→ **What is required**: Below are entries to be transcribed exactly; exclude the pictures from the copy.

→ **Raw data**:
● ● ● ●

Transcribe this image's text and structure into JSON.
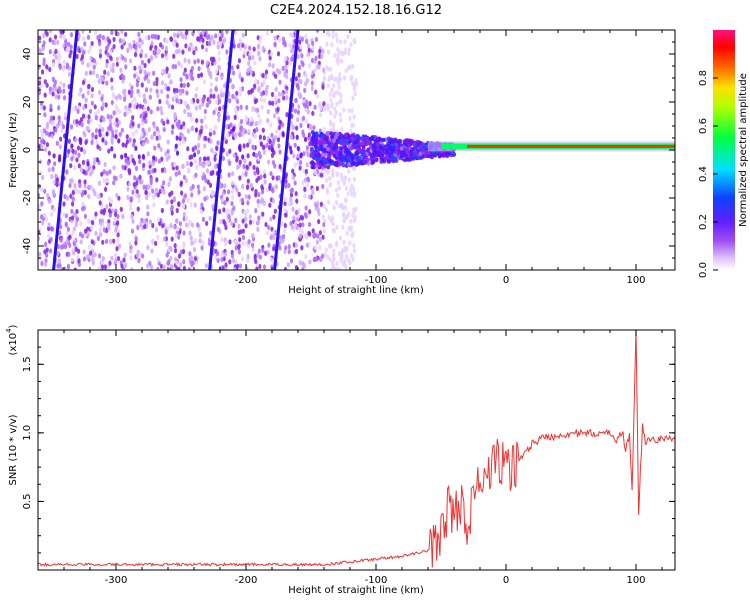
{
  "title": "C2E4.2024.152.18.16.G12",
  "colorbar": {
    "label": "Normalized spectral amplitude",
    "ticks": [
      "0.0",
      "0.2",
      "0.4",
      "0.6",
      "0.8"
    ],
    "tick_values": [
      0.0,
      0.2,
      0.4,
      0.6,
      0.8
    ],
    "range": [
      0,
      1
    ]
  },
  "chart_data": [
    {
      "type": "heatmap",
      "title": "",
      "xlabel": "Height of straight line (km)",
      "ylabel": "Frequency (Hz)",
      "xlim": [
        -360,
        130
      ],
      "ylim": [
        -50,
        50
      ],
      "xticks": [
        -300,
        -200,
        -100,
        0,
        100
      ],
      "xtick_labels": [
        "-300",
        "-200",
        "-100",
        "0",
        "100"
      ],
      "yticks": [
        -40,
        -20,
        0,
        20,
        40
      ],
      "ytick_labels": [
        "-40",
        "-20",
        "0",
        "20",
        "40"
      ],
      "colormap": [
        "#ffffff",
        "#d9b3ff",
        "#8a2be2",
        "#3020ff",
        "#00ffff",
        "#00ff00",
        "#ffff00",
        "#ff8000",
        "#ff0000",
        "#ff0080"
      ],
      "features": {
        "diagonal_tracks_x_at_top": [
          -330,
          -210,
          -160
        ],
        "noise_region_x": [
          -360,
          -140
        ],
        "carrier_line_freq_hz": 1.5,
        "carrier_start_x": -150
      }
    },
    {
      "type": "line",
      "title": "",
      "xlabel": "Height of straight line (km)",
      "ylabel": "SNR (10 * v/v)",
      "y_scale_label": "(x10",
      "y_scale_exp": "4",
      "xlim": [
        -360,
        130
      ],
      "ylim": [
        0,
        1.75
      ],
      "xticks": [
        -300,
        -200,
        -100,
        0,
        100
      ],
      "xtick_labels": [
        "-300",
        "-200",
        "-100",
        "0",
        "100"
      ],
      "yticks": [
        0.5,
        1.0,
        1.5
      ],
      "ytick_labels": [
        "0.5",
        "1.0",
        "1.5"
      ],
      "color": "#ee3333",
      "series": [
        {
          "x": [
            -360,
            -300,
            -200,
            -140,
            -120,
            -100,
            -80,
            -60,
            -50,
            -45,
            -40,
            -35,
            -30,
            -25,
            -20,
            -15,
            -10,
            -5,
            0,
            10,
            20,
            30,
            40,
            50,
            60,
            70,
            80,
            85,
            90,
            92,
            95,
            97,
            100,
            102,
            105,
            108,
            110,
            115,
            120,
            130
          ],
          "values": [
            0.04,
            0.04,
            0.04,
            0.04,
            0.06,
            0.08,
            0.1,
            0.14,
            0.25,
            0.45,
            0.4,
            0.5,
            0.3,
            0.55,
            0.6,
            0.7,
            0.75,
            0.8,
            0.72,
            0.8,
            0.92,
            0.97,
            0.98,
            1.0,
            0.99,
            1.0,
            0.99,
            0.96,
            1.0,
            0.85,
            1.0,
            0.6,
            1.75,
            0.4,
            1.05,
            0.9,
            0.97,
            0.95,
            0.96,
            0.95
          ]
        }
      ]
    }
  ]
}
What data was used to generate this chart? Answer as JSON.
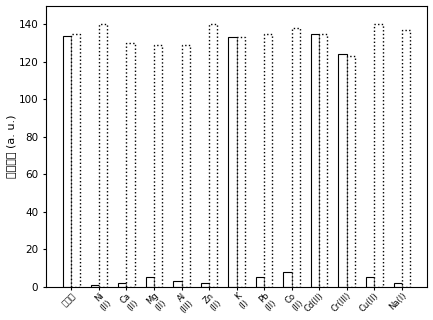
{
  "categories": [
    "无干扰",
    "Ni\n(II)",
    "Ca\n(II)",
    "Mg\n(II)",
    "Al\n(III)",
    "Zn\n(II)",
    "K\n(I)",
    "Pb\n(II)",
    "Co\n(II)",
    "Cd(II)",
    "Cr(III)",
    "Cu(II)",
    "Na(I)"
  ],
  "bar1_values": [
    134,
    1,
    2,
    5,
    3,
    2,
    133,
    5,
    8,
    135,
    124,
    5,
    2
  ],
  "bar2_values": [
    135,
    140,
    130,
    129,
    129,
    140,
    133,
    135,
    138,
    135,
    123,
    140,
    137
  ],
  "ylabel": "荧强度光 (a. u.)",
  "ylim": [
    0,
    150
  ],
  "yticks": [
    0,
    20,
    40,
    60,
    80,
    100,
    120,
    140
  ],
  "bar_width": 0.3,
  "background_color": "#ffffff",
  "bar1_edge_color": "#000000",
  "bar2_edge_color": "#000000",
  "bar1_face_color": "#ffffff",
  "bar2_face_color": "#ffffff",
  "figsize": [
    4.33,
    3.2
  ],
  "dpi": 100
}
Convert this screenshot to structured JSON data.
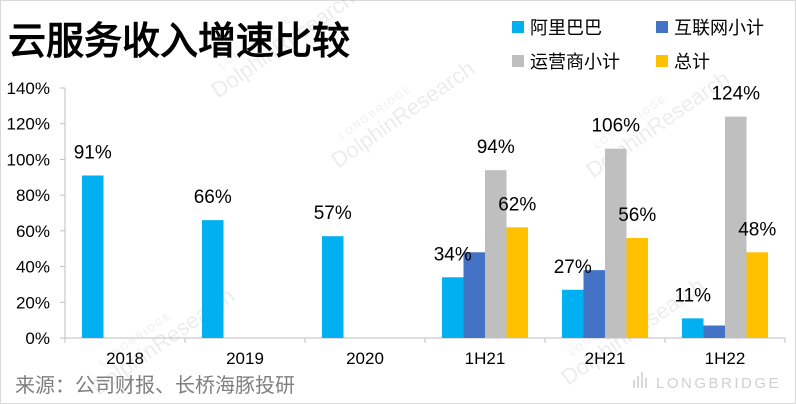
{
  "source": "来源：公司财报、长桥海豚投研",
  "watermark": {
    "brand": "LONGBRIDGE",
    "name": "DolphinResearch"
  },
  "chart_data": {
    "type": "bar",
    "title": "云服务收入增速比较",
    "xlabel": "",
    "ylabel": "",
    "categories": [
      "2018",
      "2019",
      "2020",
      "1H21",
      "2H21",
      "1H22"
    ],
    "ylim": [
      0,
      140
    ],
    "yticks": [
      0,
      20,
      40,
      60,
      80,
      100,
      120,
      140
    ],
    "ytick_labels": [
      "0%",
      "20%",
      "40%",
      "60%",
      "80%",
      "100%",
      "120%",
      "140%"
    ],
    "grid": false,
    "legend_position": "top-right",
    "series": [
      {
        "name": "阿里巴巴",
        "color": "#00B0F0",
        "values": [
          91,
          66,
          57,
          34,
          27,
          11
        ],
        "labels": [
          "91%",
          "66%",
          "57%",
          "34%",
          "27%",
          "11%"
        ]
      },
      {
        "name": "互联网小计",
        "color": "#4472C4",
        "values": [
          null,
          null,
          null,
          48,
          38,
          7
        ],
        "labels": [
          null,
          null,
          null,
          null,
          null,
          null
        ]
      },
      {
        "name": "运营商小计",
        "color": "#BFBFBF",
        "values": [
          null,
          null,
          null,
          94,
          106,
          124
        ],
        "labels": [
          null,
          null,
          null,
          "94%",
          "106%",
          "124%"
        ]
      },
      {
        "name": "总计",
        "color": "#FFC000",
        "values": [
          null,
          null,
          null,
          62,
          56,
          48
        ],
        "labels": [
          null,
          null,
          null,
          "62%",
          "56%",
          "48%"
        ]
      }
    ]
  }
}
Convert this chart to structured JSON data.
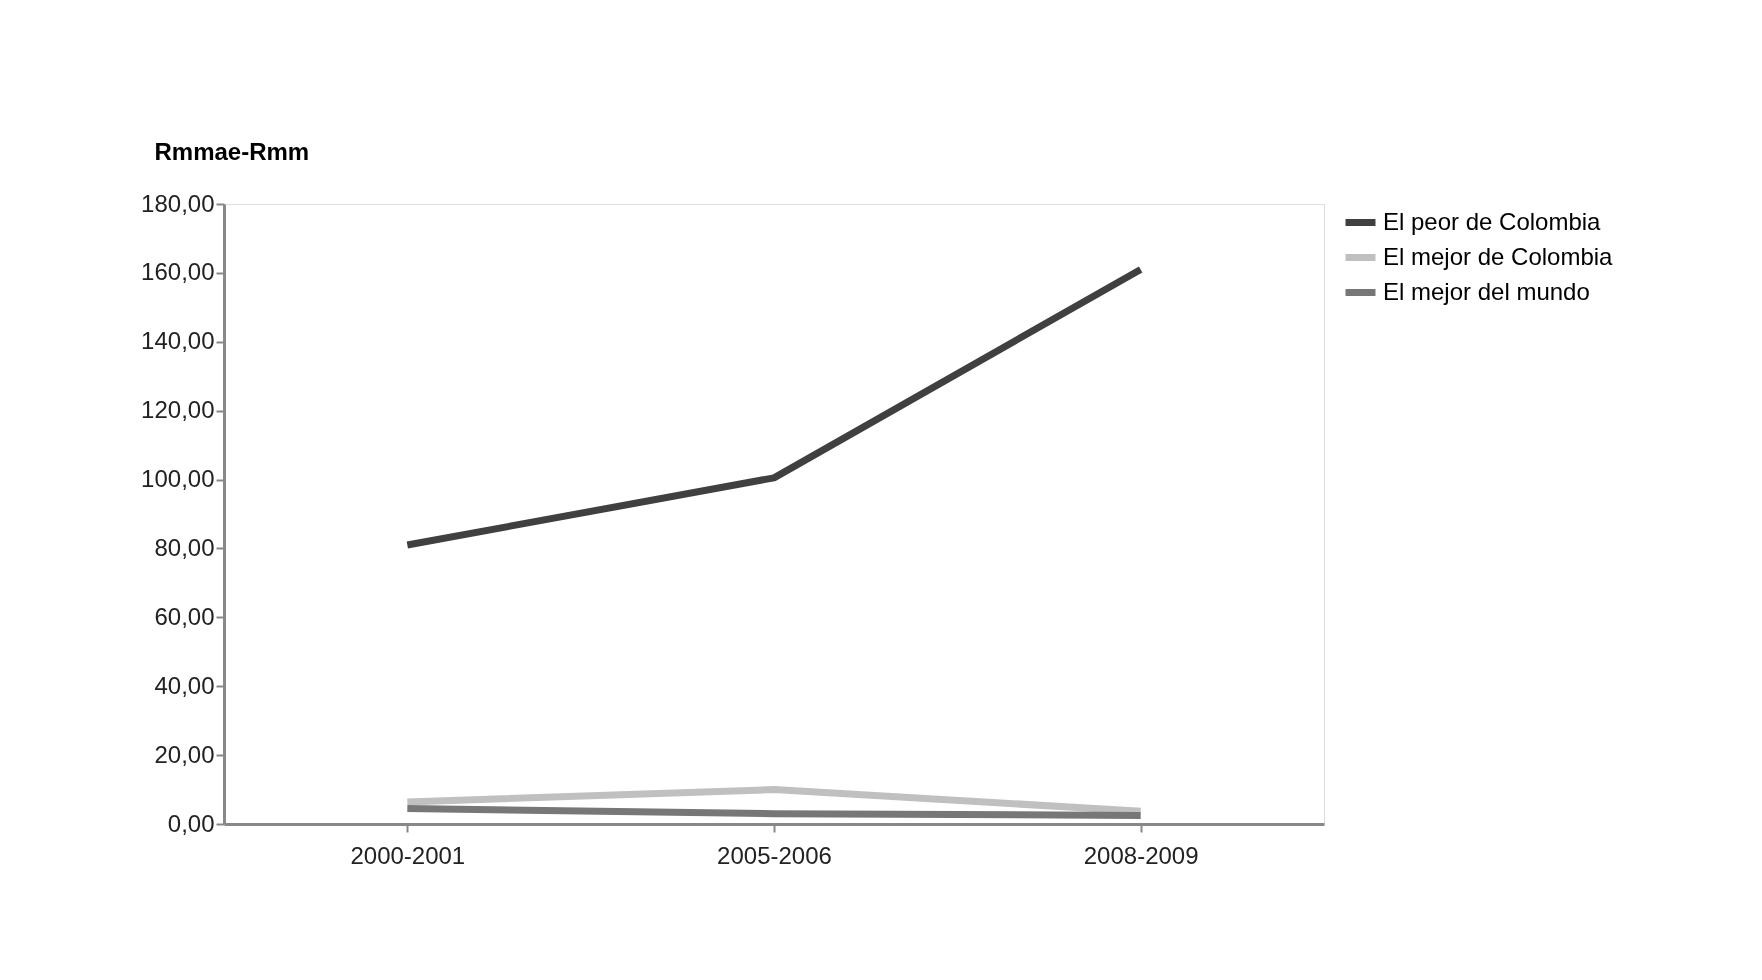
{
  "chart_data": {
    "type": "line",
    "ylabel": "Rmmae-Rmm",
    "categories": [
      "2000-2001",
      "2005-2006",
      "2008-2009"
    ],
    "series": [
      {
        "name": "El peor de Colombia",
        "color": "#404040",
        "values": [
          81,
          100.5,
          161
        ]
      },
      {
        "name": "El mejor de Colombia",
        "color": "#c0c0c0",
        "values": [
          6.4,
          10,
          3.7
        ]
      },
      {
        "name": "El mejor del mundo",
        "color": "#777777",
        "values": [
          4.5,
          3,
          2.5
        ]
      }
    ],
    "ylim": [
      0,
      180
    ],
    "yticks": [
      {
        "value": 0,
        "label": "0,00"
      },
      {
        "value": 20,
        "label": "20,00"
      },
      {
        "value": 40,
        "label": "40,00"
      },
      {
        "value": 60,
        "label": "60,00"
      },
      {
        "value": 80,
        "label": "80,00"
      },
      {
        "value": 100,
        "label": "100,00"
      },
      {
        "value": 120,
        "label": "120,00"
      },
      {
        "value": 140,
        "label": "140,00"
      },
      {
        "value": 160,
        "label": "160,00"
      },
      {
        "value": 180,
        "label": "180,00"
      }
    ],
    "legend": "right",
    "grid": false,
    "marker": "none",
    "line_style": "solid"
  }
}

● ● ● ●

→ **Answer to the problem**:
Transcribe this image's text and structure into JSON.
{
  "title": "C2E4.2024.152.18.16.G12",
  "colorbar": {
    "label": "Normalized spectral amplitude",
    "ticks": [
      "0.0",
      "0.2",
      "0.4",
      "0.6",
      "0.8"
    ],
    "tick_values": [
      0.0,
      0.2,
      0.4,
      0.6,
      0.8
    ],
    "range": [
      0,
      1
    ]
  },
  "chart_data": [
    {
      "type": "heatmap",
      "title": "",
      "xlabel": "Height of straight line (km)",
      "ylabel": "Frequency (Hz)",
      "xlim": [
        -360,
        130
      ],
      "ylim": [
        -50,
        50
      ],
      "xticks": [
        -300,
        -200,
        -100,
        0,
        100
      ],
      "xtick_labels": [
        "-300",
        "-200",
        "-100",
        "0",
        "100"
      ],
      "yticks": [
        -40,
        -20,
        0,
        20,
        40
      ],
      "ytick_labels": [
        "-40",
        "-20",
        "0",
        "20",
        "40"
      ],
      "colormap": [
        "#ffffff",
        "#d9b3ff",
        "#8a2be2",
        "#3020ff",
        "#00ffff",
        "#00ff00",
        "#ffff00",
        "#ff8000",
        "#ff0000",
        "#ff0080"
      ],
      "features": {
        "diagonal_tracks_x_at_top": [
          -330,
          -210,
          -160
        ],
        "noise_region_x": [
          -360,
          -140
        ],
        "carrier_line_freq_hz": 1.5,
        "carrier_start_x": -150
      }
    },
    {
      "type": "line",
      "title": "",
      "xlabel": "Height of straight line (km)",
      "ylabel": "SNR (10 * v/v)",
      "y_scale_label": "(x10",
      "y_scale_exp": "4",
      "xlim": [
        -360,
        130
      ],
      "ylim": [
        0,
        1.75
      ],
      "xticks": [
        -300,
        -200,
        -100,
        0,
        100
      ],
      "xtick_labels": [
        "-300",
        "-200",
        "-100",
        "0",
        "100"
      ],
      "yticks": [
        0.5,
        1.0,
        1.5
      ],
      "ytick_labels": [
        "0.5",
        "1.0",
        "1.5"
      ],
      "color": "#ee3333",
      "series": [
        {
          "x": [
            -360,
            -300,
            -200,
            -140,
            -120,
            -100,
            -80,
            -60,
            -50,
            -45,
            -40,
            -35,
            -30,
            -25,
            -20,
            -15,
            -10,
            -5,
            0,
            10,
            20,
            30,
            40,
            50,
            60,
            70,
            80,
            85,
            90,
            92,
            95,
            97,
            100,
            102,
            105,
            108,
            110,
            115,
            120,
            130
          ],
          "values": [
            0.04,
            0.04,
            0.04,
            0.04,
            0.06,
            0.08,
            0.1,
            0.14,
            0.25,
            0.45,
            0.4,
            0.5,
            0.3,
            0.55,
            0.6,
            0.7,
            0.75,
            0.8,
            0.72,
            0.8,
            0.92,
            0.97,
            0.98,
            1.0,
            0.99,
            1.0,
            0.99,
            0.96,
            1.0,
            0.85,
            1.0,
            0.6,
            1.75,
            0.4,
            1.05,
            0.9,
            0.97,
            0.95,
            0.96,
            0.95
          ]
        }
      ]
    }
  ]
}
What data was used to generate this chart? Answer as JSON.
{
  "categories": [
    "无干扰",
    "Ni\n(II)",
    "Ca\n(II)",
    "Mg\n(II)",
    "Al\n(III)",
    "Zn\n(II)",
    "K\n(I)",
    "Pb\n(II)",
    "Co\n(II)",
    "Cd(II)",
    "Cr(III)",
    "Cu(II)",
    "Na(I)"
  ],
  "bar1_values": [
    134,
    1,
    2,
    5,
    3,
    2,
    133,
    5,
    8,
    135,
    124,
    5,
    2
  ],
  "bar2_values": [
    135,
    140,
    130,
    129,
    129,
    140,
    133,
    135,
    138,
    135,
    123,
    140,
    137
  ],
  "ylabel": "荧强度光 (a. u.)",
  "ylim": [
    0,
    150
  ],
  "yticks": [
    0,
    20,
    40,
    60,
    80,
    100,
    120,
    140
  ],
  "bar_width": 0.3,
  "background_color": "#ffffff",
  "bar1_edge_color": "#000000",
  "bar2_edge_color": "#000000",
  "bar1_face_color": "#ffffff",
  "bar2_face_color": "#ffffff",
  "figsize": [
    4.33,
    3.2
  ],
  "dpi": 100
}
Convert this screenshot to structured JSON data.
{
  "source": "来源：公司财报、长桥海豚投研",
  "watermark": {
    "brand": "LONGBRIDGE",
    "name": "DolphinResearch"
  },
  "chart_data": {
    "type": "bar",
    "title": "云服务收入增速比较",
    "xlabel": "",
    "ylabel": "",
    "categories": [
      "2018",
      "2019",
      "2020",
      "1H21",
      "2H21",
      "1H22"
    ],
    "ylim": [
      0,
      140
    ],
    "yticks": [
      0,
      20,
      40,
      60,
      80,
      100,
      120,
      140
    ],
    "ytick_labels": [
      "0%",
      "20%",
      "40%",
      "60%",
      "80%",
      "100%",
      "120%",
      "140%"
    ],
    "grid": false,
    "legend_position": "top-right",
    "series": [
      {
        "name": "阿里巴巴",
        "color": "#00B0F0",
        "values": [
          91,
          66,
          57,
          34,
          27,
          11
        ],
        "labels": [
          "91%",
          "66%",
          "57%",
          "34%",
          "27%",
          "11%"
        ]
      },
      {
        "name": "互联网小计",
        "color": "#4472C4",
        "values": [
          null,
          null,
          null,
          48,
          38,
          7
        ],
        "labels": [
          null,
          null,
          null,
          null,
          null,
          null
        ]
      },
      {
        "name": "运营商小计",
        "color": "#BFBFBF",
        "values": [
          null,
          null,
          null,
          94,
          106,
          124
        ],
        "labels": [
          null,
          null,
          null,
          "94%",
          "106%",
          "124%"
        ]
      },
      {
        "name": "总计",
        "color": "#FFC000",
        "values": [
          null,
          null,
          null,
          62,
          56,
          48
        ],
        "labels": [
          null,
          null,
          null,
          "62%",
          "56%",
          "48%"
        ]
      }
    ]
  }
}
Convert this chart to structured JSON data.
{
  "chart_data": {
    "type": "line",
    "ylabel": "Rmmae-Rmm",
    "categories": [
      "2000-2001",
      "2005-2006",
      "2008-2009"
    ],
    "series": [
      {
        "name": "El peor de Colombia",
        "color": "#404040",
        "values": [
          81,
          100.5,
          161
        ]
      },
      {
        "name": "El mejor de Colombia",
        "color": "#c0c0c0",
        "values": [
          6.4,
          10,
          3.7
        ]
      },
      {
        "name": "El mejor del mundo",
        "color": "#777777",
        "values": [
          4.5,
          3,
          2.5
        ]
      }
    ],
    "ylim": [
      0,
      180
    ],
    "yticks": [
      {
        "value": 0,
        "label": "0,00"
      },
      {
        "value": 20,
        "label": "20,00"
      },
      {
        "value": 40,
        "label": "40,00"
      },
      {
        "value": 60,
        "label": "60,00"
      },
      {
        "value": 80,
        "label": "80,00"
      },
      {
        "value": 100,
        "label": "100,00"
      },
      {
        "value": 120,
        "label": "120,00"
      },
      {
        "value": 140,
        "label": "140,00"
      },
      {
        "value": 160,
        "label": "160,00"
      },
      {
        "value": 180,
        "label": "180,00"
      }
    ],
    "legend": "right",
    "grid": false,
    "marker": "none",
    "line_style": "solid"
  }
}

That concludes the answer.